(What to do) Go through the entries and say how many lines contain the string "name". The number is the whole answer.

(Information given)
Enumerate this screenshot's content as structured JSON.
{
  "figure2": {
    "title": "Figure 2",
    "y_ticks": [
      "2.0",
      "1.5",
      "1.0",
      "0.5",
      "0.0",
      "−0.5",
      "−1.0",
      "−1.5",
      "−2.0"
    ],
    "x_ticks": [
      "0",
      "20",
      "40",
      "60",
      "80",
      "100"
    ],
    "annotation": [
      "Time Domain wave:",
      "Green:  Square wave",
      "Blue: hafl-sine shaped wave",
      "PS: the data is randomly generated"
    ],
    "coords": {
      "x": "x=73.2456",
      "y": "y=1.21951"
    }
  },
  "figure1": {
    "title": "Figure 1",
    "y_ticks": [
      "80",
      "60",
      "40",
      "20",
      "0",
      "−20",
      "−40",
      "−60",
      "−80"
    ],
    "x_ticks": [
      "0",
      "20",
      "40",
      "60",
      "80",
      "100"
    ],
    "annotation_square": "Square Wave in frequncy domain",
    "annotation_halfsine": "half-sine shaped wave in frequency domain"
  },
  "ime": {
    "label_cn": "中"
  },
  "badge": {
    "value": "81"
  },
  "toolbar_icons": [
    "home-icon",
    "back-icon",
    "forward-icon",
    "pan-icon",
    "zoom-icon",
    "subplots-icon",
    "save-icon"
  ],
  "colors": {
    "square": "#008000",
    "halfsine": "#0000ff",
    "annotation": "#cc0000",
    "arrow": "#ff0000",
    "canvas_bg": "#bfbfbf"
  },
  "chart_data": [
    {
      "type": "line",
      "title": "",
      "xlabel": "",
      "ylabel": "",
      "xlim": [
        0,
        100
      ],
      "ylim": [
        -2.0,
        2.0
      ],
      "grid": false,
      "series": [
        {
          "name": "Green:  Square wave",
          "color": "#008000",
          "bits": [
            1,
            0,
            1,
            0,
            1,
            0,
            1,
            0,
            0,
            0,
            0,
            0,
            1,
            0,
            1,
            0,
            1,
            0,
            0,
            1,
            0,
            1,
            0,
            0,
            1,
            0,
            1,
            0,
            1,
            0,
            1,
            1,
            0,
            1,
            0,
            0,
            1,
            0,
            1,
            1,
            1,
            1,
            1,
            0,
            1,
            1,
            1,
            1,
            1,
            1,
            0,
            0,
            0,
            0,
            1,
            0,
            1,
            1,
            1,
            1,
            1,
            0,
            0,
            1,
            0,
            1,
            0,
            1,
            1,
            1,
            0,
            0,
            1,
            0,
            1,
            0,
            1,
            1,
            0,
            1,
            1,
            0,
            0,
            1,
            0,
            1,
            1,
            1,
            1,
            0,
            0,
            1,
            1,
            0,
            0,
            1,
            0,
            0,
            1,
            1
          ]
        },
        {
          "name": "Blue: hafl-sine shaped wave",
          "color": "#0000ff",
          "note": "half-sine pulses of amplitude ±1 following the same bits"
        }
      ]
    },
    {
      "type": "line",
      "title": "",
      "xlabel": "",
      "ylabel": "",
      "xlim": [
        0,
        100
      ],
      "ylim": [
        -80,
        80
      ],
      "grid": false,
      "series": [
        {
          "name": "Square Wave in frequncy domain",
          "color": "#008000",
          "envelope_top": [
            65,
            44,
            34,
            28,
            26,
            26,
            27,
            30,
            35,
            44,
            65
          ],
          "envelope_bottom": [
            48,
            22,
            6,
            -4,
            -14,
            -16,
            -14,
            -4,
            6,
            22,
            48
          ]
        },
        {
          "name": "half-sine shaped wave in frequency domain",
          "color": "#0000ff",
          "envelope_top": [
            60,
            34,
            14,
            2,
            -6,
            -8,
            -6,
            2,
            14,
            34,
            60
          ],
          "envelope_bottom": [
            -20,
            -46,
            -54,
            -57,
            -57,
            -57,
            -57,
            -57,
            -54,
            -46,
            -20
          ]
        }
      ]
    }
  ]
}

(Solved exercise) 4